Problem – Find the lines containing the word "Pets" and copy every one of them.

Collected data:
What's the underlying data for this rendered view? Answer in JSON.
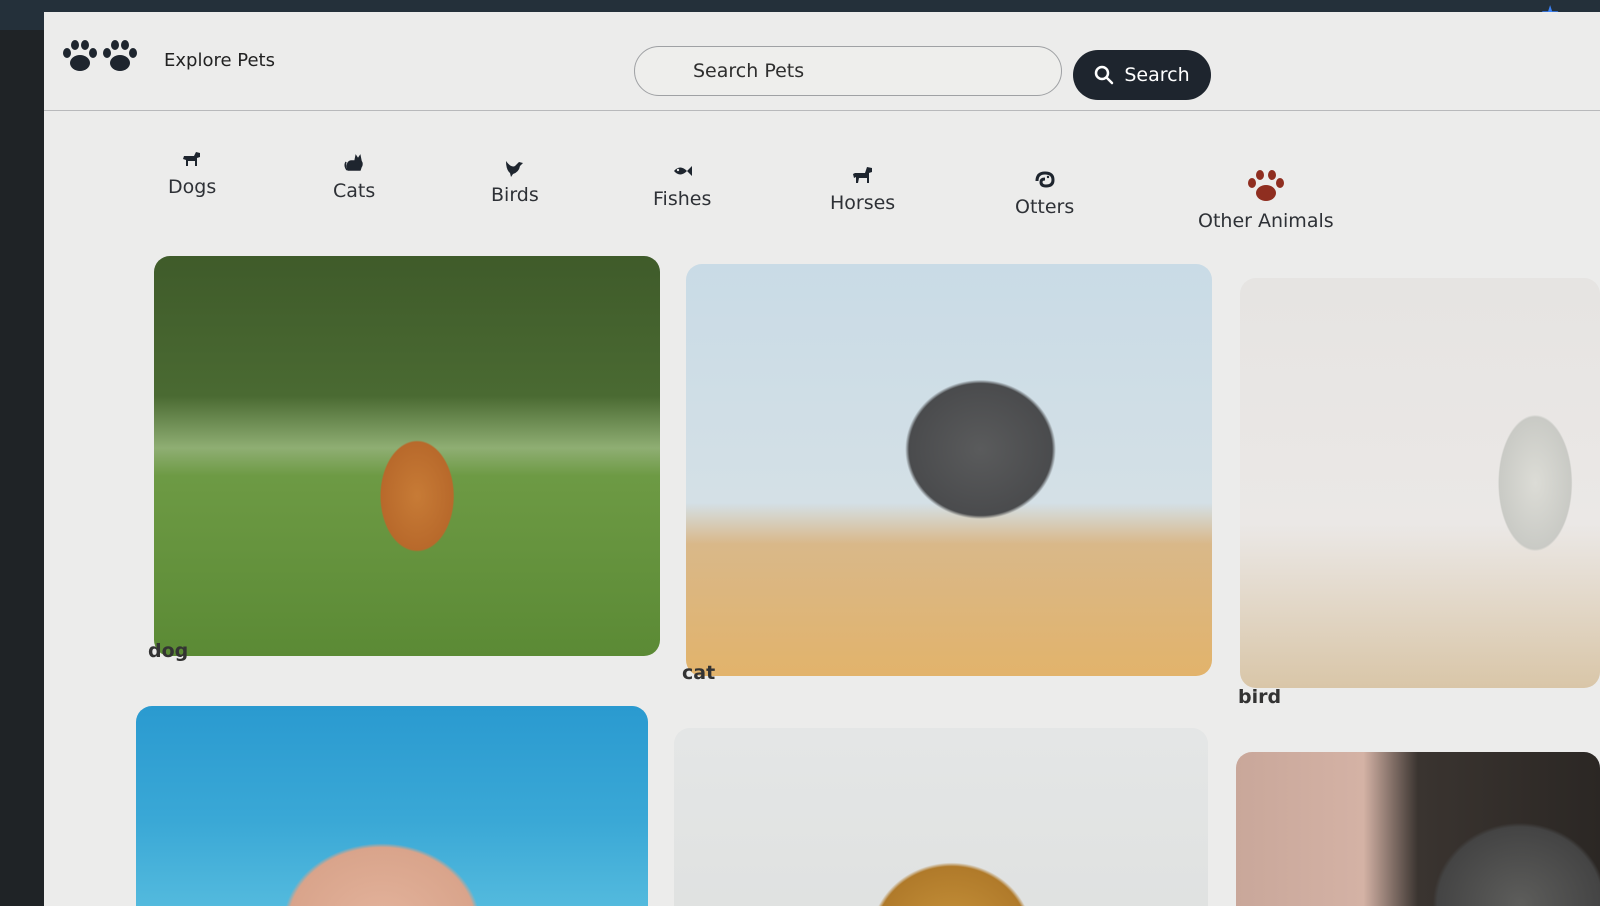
{
  "app": {
    "brand": "Explore Pets",
    "accent_color": "#1e252e",
    "logo_icon": "paw-prints-icon"
  },
  "search": {
    "placeholder": "Search Pets",
    "button_label": "Search",
    "button_icon": "search-icon"
  },
  "categories": [
    {
      "label": "Dogs",
      "icon": "dog-icon"
    },
    {
      "label": "Cats",
      "icon": "cat-icon"
    },
    {
      "label": "Birds",
      "icon": "bird-icon"
    },
    {
      "label": "Fishes",
      "icon": "fish-icon"
    },
    {
      "label": "Horses",
      "icon": "horse-icon"
    },
    {
      "label": "Otters",
      "icon": "otter-icon"
    },
    {
      "label": "Other Animals",
      "icon": "paw-icon"
    }
  ],
  "gallery": [
    {
      "label": "dog"
    },
    {
      "label": "cat"
    },
    {
      "label": "bird"
    },
    {
      "label": ""
    },
    {
      "label": ""
    },
    {
      "label": ""
    }
  ]
}
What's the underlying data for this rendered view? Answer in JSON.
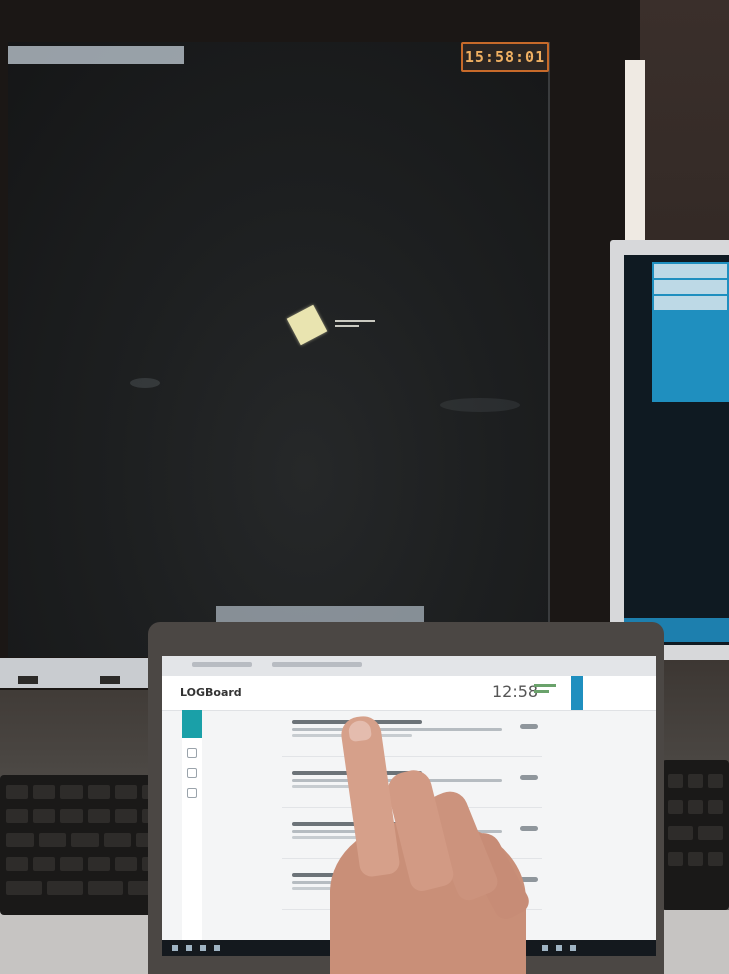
{
  "radar_display": {
    "clock": "15:58:01"
  },
  "tablet_app": {
    "logo": "LOGBoard",
    "time": "12:58"
  },
  "colors": {
    "clock_border": "#c76a2a",
    "clock_text": "#f0b062",
    "aircraft_symbol": "#e9e4b0",
    "app_accent": "#1aa0a8",
    "right_panel": "#1f8fbf"
  }
}
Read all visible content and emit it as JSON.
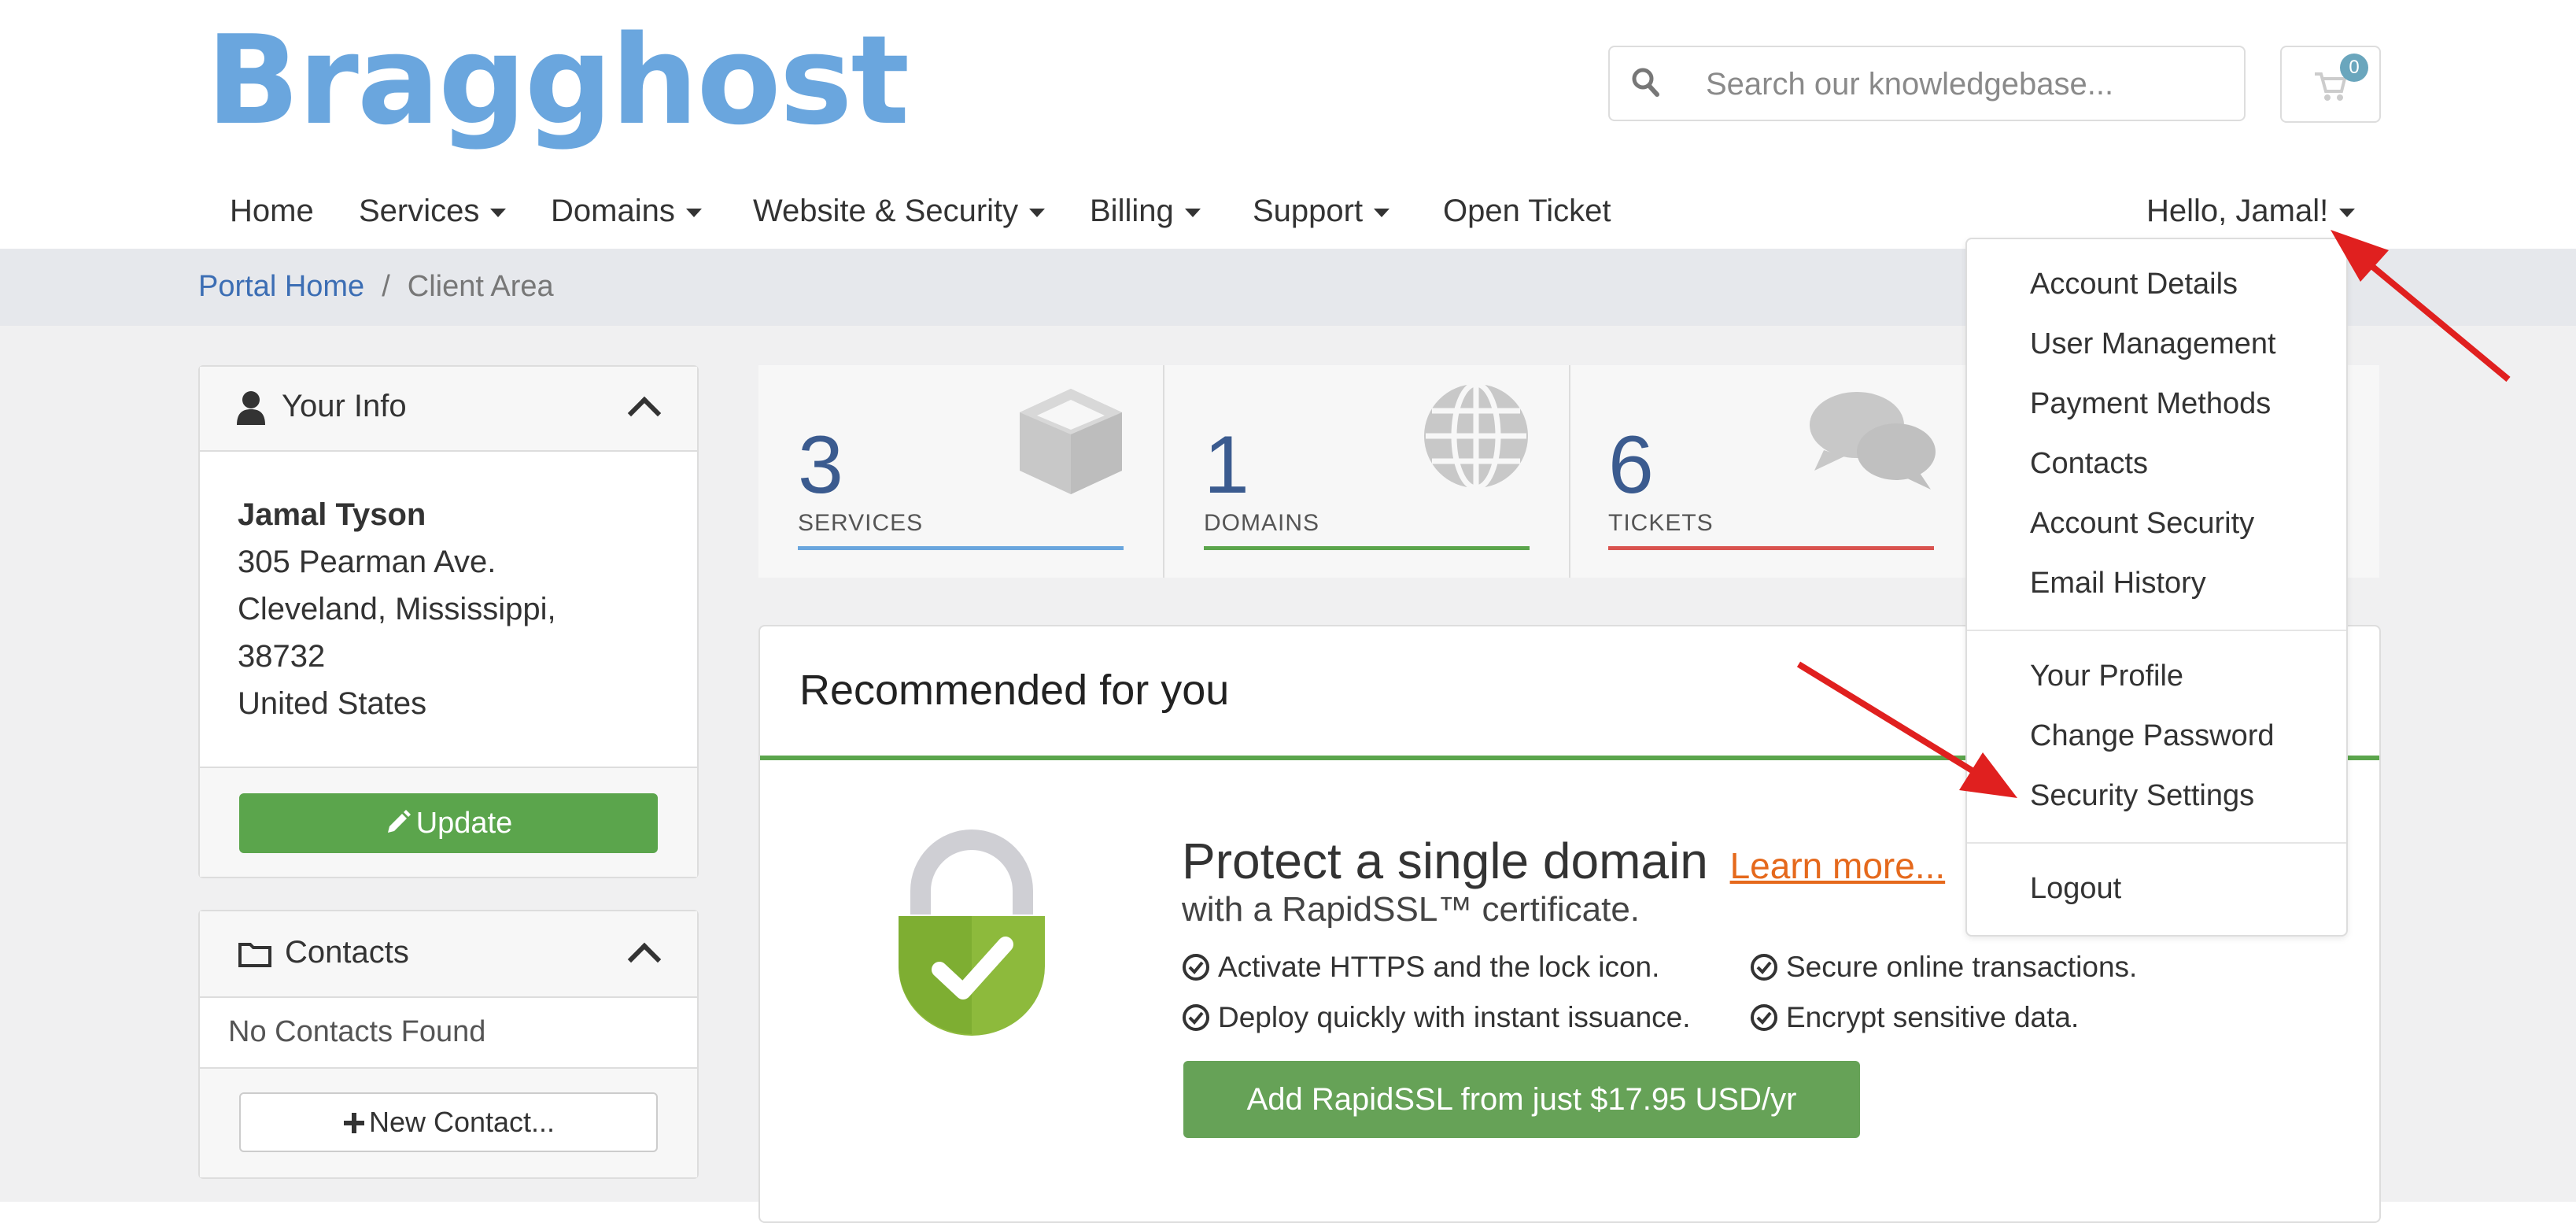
{
  "brand": {
    "logo_text": "Bragghost",
    "logo_color": "#6aa6de"
  },
  "search": {
    "placeholder": "Search our knowledgebase...",
    "icon": "search-icon"
  },
  "cart": {
    "count": "0",
    "icon": "shopping-cart-icon"
  },
  "nav": {
    "items": [
      {
        "label": "Home",
        "has_dropdown": false
      },
      {
        "label": "Services",
        "has_dropdown": true
      },
      {
        "label": "Domains",
        "has_dropdown": true
      },
      {
        "label": "Website & Security",
        "has_dropdown": true
      },
      {
        "label": "Billing",
        "has_dropdown": true
      },
      {
        "label": "Support",
        "has_dropdown": true
      },
      {
        "label": "Open Ticket",
        "has_dropdown": false
      }
    ],
    "user_menu_label": "Hello, Jamal!"
  },
  "breadcrumb": {
    "home": "Portal Home",
    "separator": "/",
    "current": "Client Area"
  },
  "your_info": {
    "title": "Your Info",
    "name": "Jamal Tyson",
    "address_line1": "305 Pearman Ave.",
    "address_line2": "Cleveland, Mississippi,",
    "postcode": "38732",
    "country": "United States",
    "update_label": "Update"
  },
  "contacts": {
    "title": "Contacts",
    "empty_text": "No Contacts Found",
    "new_contact_label": "New Contact..."
  },
  "stats": [
    {
      "value": "3",
      "label": "SERVICES",
      "icon": "cube-icon",
      "accent": "#6aa6de"
    },
    {
      "value": "1",
      "label": "DOMAINS",
      "icon": "globe-icon",
      "accent": "#5ba54c"
    },
    {
      "value": "6",
      "label": "TICKETS",
      "icon": "comments-icon",
      "accent": "#d9534f"
    }
  ],
  "recommended": {
    "title": "Recommended for you",
    "product_title": "Protect a single domain",
    "learn_more": "Learn more...",
    "subtitle": "with a RapidSSL™ certificate.",
    "features": [
      "Activate HTTPS and the lock icon.",
      "Secure online transactions.",
      "Deploy quickly with instant issuance.",
      "Encrypt sensitive data."
    ],
    "cta_label": "Add RapidSSL from just $17.95 USD/yr",
    "accent": "#5ba54c",
    "link_color": "#e5691c"
  },
  "user_dropdown": {
    "group1": [
      "Account Details",
      "User Management",
      "Payment Methods",
      "Contacts",
      "Account Security",
      "Email History"
    ],
    "group2": [
      "Your Profile",
      "Change Password",
      "Security Settings"
    ],
    "group3": [
      "Logout"
    ]
  },
  "annotation_color": "#e0201f"
}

Result –
    "brand": "Explore Pets",
    "placeholder": "Search Pets",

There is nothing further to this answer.